## Exercise goal:
Each line of the listing must be transcribed exactly, except for the images, which should be excluded.
::::::::::
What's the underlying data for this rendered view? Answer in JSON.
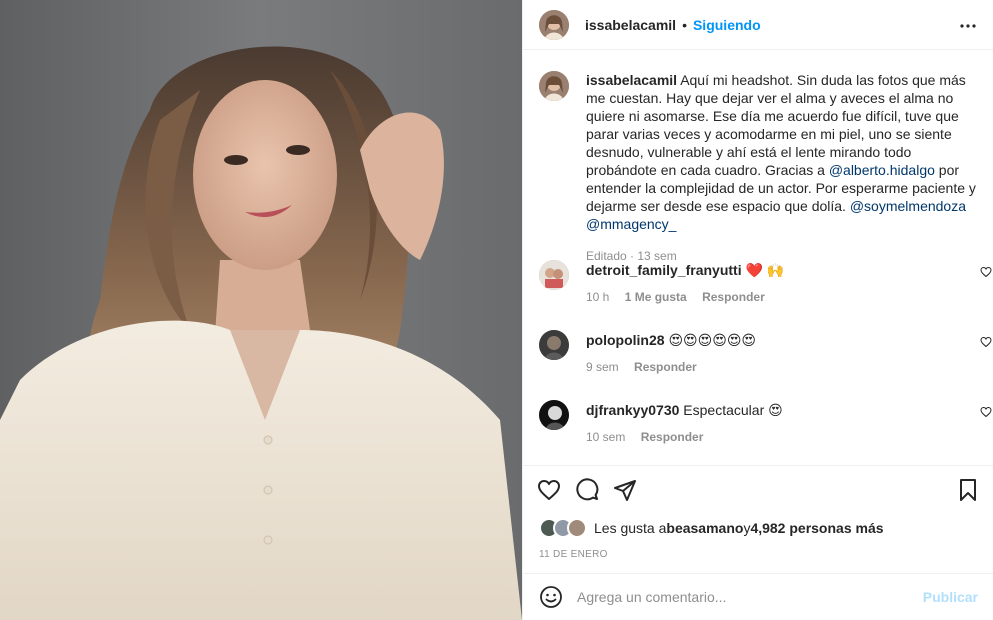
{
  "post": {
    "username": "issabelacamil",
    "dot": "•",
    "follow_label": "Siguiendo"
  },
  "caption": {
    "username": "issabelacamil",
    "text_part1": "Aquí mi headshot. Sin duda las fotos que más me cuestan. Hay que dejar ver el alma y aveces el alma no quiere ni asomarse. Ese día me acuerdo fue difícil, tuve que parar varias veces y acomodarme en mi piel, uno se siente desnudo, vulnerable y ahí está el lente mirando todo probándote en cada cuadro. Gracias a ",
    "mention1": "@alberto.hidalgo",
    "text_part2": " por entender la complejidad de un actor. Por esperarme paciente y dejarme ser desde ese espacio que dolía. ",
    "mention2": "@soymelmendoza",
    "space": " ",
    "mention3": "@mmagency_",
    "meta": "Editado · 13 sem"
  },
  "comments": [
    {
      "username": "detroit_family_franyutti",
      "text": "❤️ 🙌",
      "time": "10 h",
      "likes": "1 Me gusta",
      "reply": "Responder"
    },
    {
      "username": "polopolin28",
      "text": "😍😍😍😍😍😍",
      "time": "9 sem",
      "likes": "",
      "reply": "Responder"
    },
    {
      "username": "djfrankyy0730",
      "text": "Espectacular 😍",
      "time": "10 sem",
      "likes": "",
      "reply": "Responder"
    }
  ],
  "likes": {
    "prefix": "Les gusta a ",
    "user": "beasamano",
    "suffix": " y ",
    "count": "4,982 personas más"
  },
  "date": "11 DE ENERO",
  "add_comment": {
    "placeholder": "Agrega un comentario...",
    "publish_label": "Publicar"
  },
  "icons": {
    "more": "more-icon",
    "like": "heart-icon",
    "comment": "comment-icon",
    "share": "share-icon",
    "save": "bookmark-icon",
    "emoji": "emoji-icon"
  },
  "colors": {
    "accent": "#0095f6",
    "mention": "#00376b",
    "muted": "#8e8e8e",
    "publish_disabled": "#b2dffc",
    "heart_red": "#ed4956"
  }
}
::::::::::
## Problem solution:
What's the underlying data for this rendered view? Answer in JSON.
{
  "post": {
    "username": "issabelacamil",
    "dot": "•",
    "follow_label": "Siguiendo"
  },
  "caption": {
    "username": "issabelacamil",
    "text_part1": "Aquí mi headshot. Sin duda las fotos que más me cuestan. Hay que dejar ver el alma y aveces el alma no quiere ni asomarse. Ese día me acuerdo fue difícil, tuve que parar varias veces y acomodarme en mi piel, uno se siente desnudo, vulnerable y ahí está el lente mirando todo probándote en cada cuadro. Gracias a ",
    "mention1": "@alberto.hidalgo",
    "text_part2": " por entender la complejidad de un actor. Por esperarme paciente y dejarme ser desde ese espacio que dolía. ",
    "mention2": "@soymelmendoza",
    "space": " ",
    "mention3": "@mmagency_",
    "meta": "Editado · 13 sem"
  },
  "comments": [
    {
      "username": "detroit_family_franyutti",
      "text": "❤️ 🙌",
      "time": "10 h",
      "likes": "1 Me gusta",
      "reply": "Responder"
    },
    {
      "username": "polopolin28",
      "text": "😍😍😍😍😍😍",
      "time": "9 sem",
      "likes": "",
      "reply": "Responder"
    },
    {
      "username": "djfrankyy0730",
      "text": "Espectacular 😍",
      "time": "10 sem",
      "likes": "",
      "reply": "Responder"
    }
  ],
  "likes": {
    "prefix": "Les gusta a ",
    "user": "beasamano",
    "suffix": " y ",
    "count": "4,982 personas más"
  },
  "date": "11 DE ENERO",
  "add_comment": {
    "placeholder": "Agrega un comentario...",
    "publish_label": "Publicar"
  },
  "icons": {
    "more": "more-icon",
    "like": "heart-icon",
    "comment": "comment-icon",
    "share": "share-icon",
    "save": "bookmark-icon",
    "emoji": "emoji-icon"
  },
  "colors": {
    "accent": "#0095f6",
    "mention": "#00376b",
    "muted": "#8e8e8e",
    "publish_disabled": "#b2dffc",
    "heart_red": "#ed4956"
  }
}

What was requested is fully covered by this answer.